**The task:** Work out how many lines have "document" in them. Give only that number.

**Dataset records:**
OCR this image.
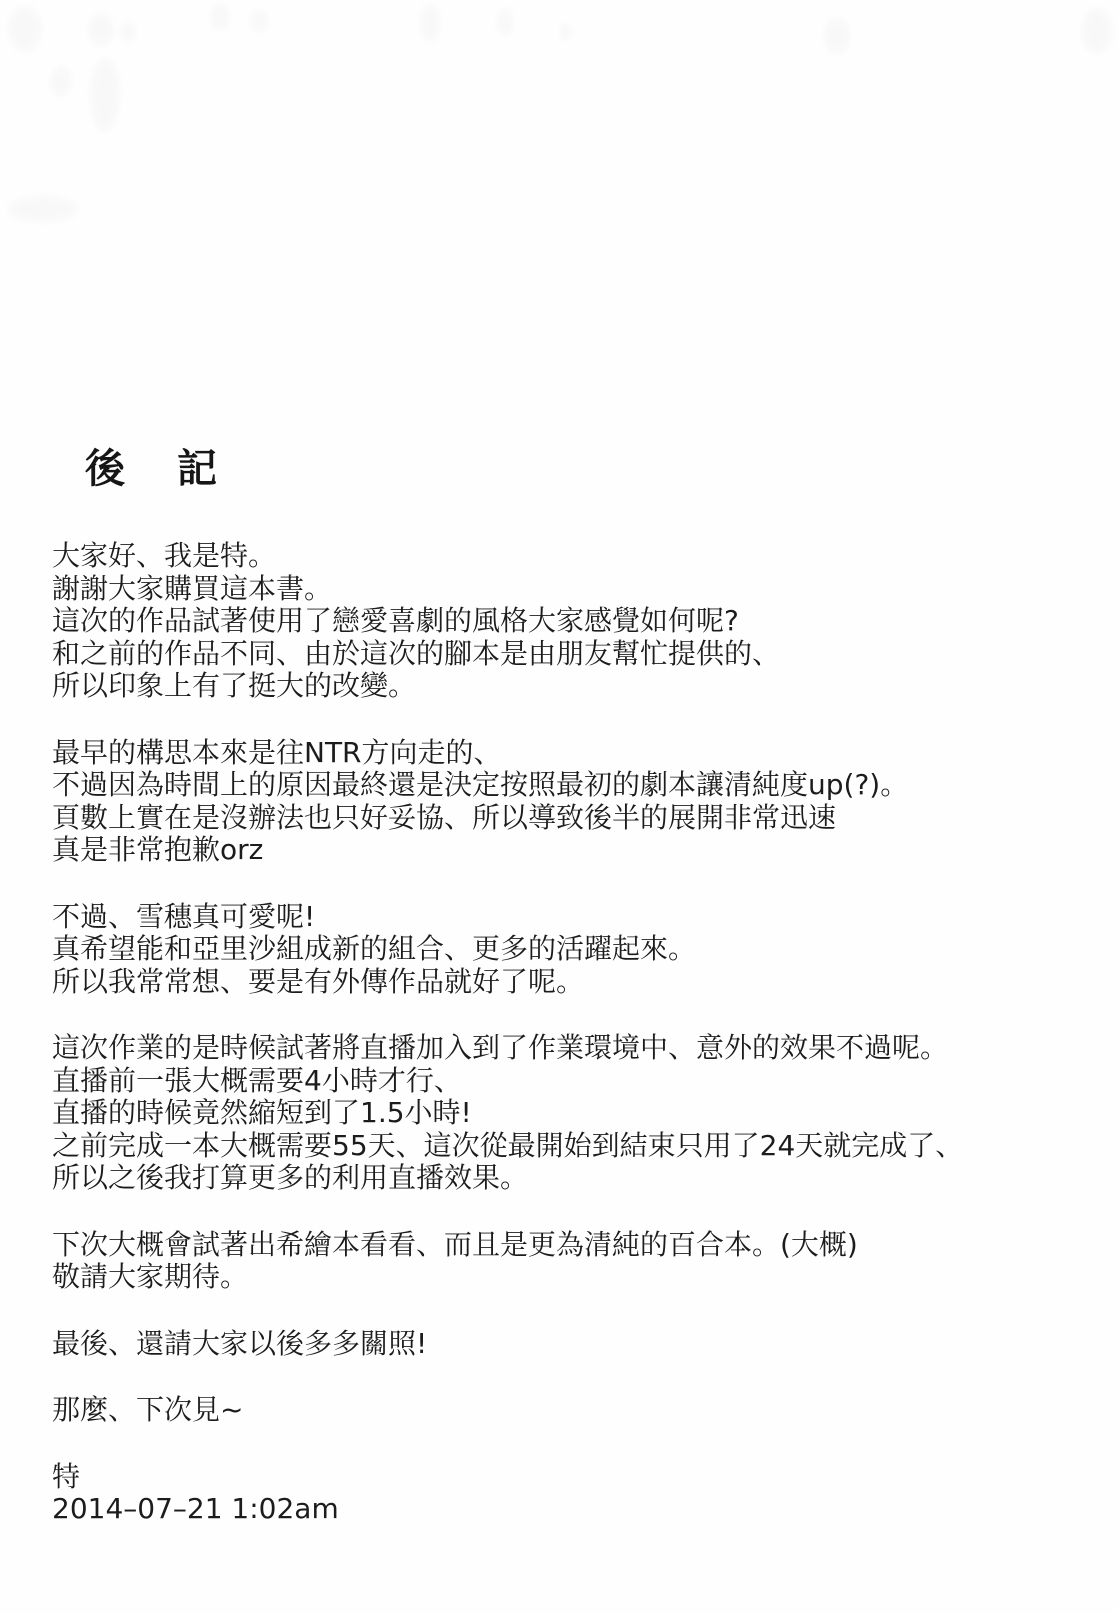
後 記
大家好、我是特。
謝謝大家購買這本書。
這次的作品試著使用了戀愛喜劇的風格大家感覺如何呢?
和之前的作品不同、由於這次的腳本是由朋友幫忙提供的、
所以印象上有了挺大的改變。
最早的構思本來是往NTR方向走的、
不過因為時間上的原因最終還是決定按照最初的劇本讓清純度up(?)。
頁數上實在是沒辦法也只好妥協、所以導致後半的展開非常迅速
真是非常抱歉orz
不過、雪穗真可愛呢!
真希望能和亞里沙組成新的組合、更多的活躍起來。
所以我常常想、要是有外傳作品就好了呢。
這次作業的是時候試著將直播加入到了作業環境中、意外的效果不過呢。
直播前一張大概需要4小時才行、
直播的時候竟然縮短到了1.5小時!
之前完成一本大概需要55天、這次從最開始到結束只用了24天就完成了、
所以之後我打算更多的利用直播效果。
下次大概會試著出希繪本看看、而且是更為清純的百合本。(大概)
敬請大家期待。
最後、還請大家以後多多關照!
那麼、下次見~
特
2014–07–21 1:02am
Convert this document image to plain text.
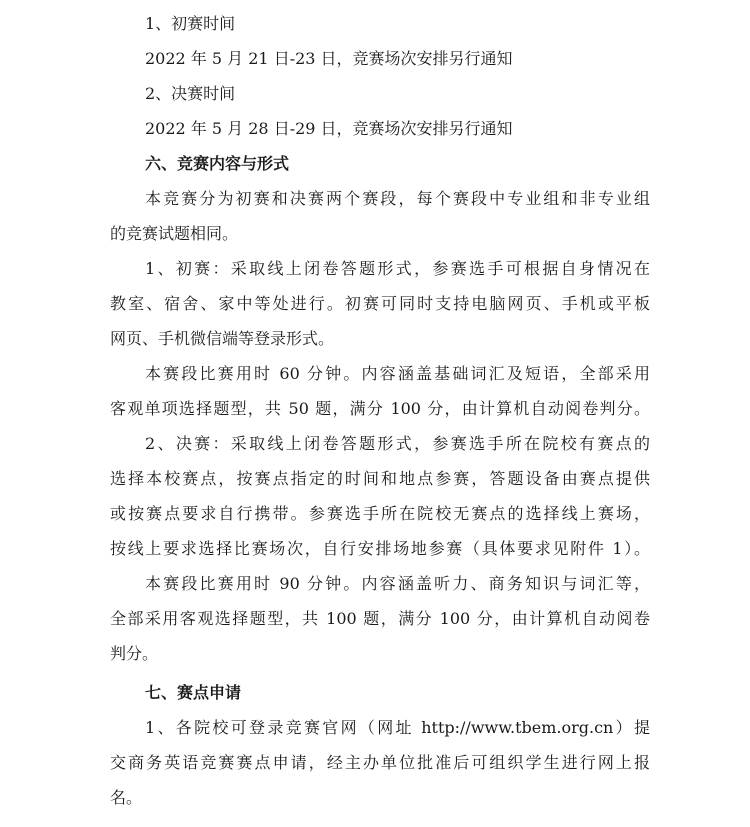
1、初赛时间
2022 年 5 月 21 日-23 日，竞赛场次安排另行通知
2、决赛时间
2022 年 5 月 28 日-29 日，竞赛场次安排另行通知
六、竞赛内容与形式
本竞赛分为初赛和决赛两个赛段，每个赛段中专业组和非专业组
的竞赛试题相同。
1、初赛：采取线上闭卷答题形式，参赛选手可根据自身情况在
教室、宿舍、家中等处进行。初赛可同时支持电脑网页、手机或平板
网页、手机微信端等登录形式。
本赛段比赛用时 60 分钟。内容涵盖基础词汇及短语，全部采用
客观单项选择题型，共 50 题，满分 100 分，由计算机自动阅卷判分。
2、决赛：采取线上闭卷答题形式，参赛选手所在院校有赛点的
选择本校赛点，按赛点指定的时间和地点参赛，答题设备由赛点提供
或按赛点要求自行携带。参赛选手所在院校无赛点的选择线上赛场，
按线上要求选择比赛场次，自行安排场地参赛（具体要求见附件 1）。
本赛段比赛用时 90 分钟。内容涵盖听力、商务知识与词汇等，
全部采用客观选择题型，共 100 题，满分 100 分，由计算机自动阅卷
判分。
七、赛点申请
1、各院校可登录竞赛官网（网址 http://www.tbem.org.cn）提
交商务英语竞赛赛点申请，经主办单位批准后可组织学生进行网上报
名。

==

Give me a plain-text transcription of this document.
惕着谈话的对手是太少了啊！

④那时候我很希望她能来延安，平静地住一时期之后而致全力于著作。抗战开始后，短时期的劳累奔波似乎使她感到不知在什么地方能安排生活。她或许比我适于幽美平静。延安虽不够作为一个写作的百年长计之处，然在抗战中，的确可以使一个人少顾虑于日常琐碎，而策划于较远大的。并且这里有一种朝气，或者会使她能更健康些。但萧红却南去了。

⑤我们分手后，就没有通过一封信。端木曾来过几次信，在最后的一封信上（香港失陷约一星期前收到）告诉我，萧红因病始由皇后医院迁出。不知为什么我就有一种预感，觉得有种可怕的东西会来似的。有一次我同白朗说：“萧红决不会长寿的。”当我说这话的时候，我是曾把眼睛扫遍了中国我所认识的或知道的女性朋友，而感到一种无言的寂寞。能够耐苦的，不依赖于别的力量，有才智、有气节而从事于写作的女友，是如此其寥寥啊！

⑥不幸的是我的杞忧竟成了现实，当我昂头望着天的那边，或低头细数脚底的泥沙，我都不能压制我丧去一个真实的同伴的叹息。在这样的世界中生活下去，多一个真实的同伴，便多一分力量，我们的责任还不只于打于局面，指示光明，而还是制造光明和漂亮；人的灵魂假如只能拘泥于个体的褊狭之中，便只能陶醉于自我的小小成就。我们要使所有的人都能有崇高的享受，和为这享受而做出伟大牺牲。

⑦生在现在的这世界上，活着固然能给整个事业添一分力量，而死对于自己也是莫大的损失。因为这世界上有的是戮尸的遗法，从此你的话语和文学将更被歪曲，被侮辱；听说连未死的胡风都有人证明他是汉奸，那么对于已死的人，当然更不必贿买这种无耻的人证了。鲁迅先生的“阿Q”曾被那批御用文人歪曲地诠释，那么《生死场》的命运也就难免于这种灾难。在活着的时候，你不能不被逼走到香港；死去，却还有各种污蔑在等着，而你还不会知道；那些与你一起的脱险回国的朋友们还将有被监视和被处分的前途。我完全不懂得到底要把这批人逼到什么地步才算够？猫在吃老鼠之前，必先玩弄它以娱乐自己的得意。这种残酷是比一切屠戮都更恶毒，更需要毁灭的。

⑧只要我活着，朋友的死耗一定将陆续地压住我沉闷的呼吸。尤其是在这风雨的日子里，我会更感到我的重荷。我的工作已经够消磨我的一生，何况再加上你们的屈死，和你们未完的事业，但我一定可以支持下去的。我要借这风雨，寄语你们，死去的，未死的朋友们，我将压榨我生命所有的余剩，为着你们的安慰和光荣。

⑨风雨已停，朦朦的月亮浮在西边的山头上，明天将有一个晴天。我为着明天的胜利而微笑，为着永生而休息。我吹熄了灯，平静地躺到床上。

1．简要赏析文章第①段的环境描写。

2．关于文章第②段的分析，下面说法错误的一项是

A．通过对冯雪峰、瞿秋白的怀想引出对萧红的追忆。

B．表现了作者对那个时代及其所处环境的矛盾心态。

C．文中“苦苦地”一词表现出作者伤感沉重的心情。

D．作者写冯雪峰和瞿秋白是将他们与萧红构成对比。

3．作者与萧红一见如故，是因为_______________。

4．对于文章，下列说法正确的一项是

**Result for this task:** 2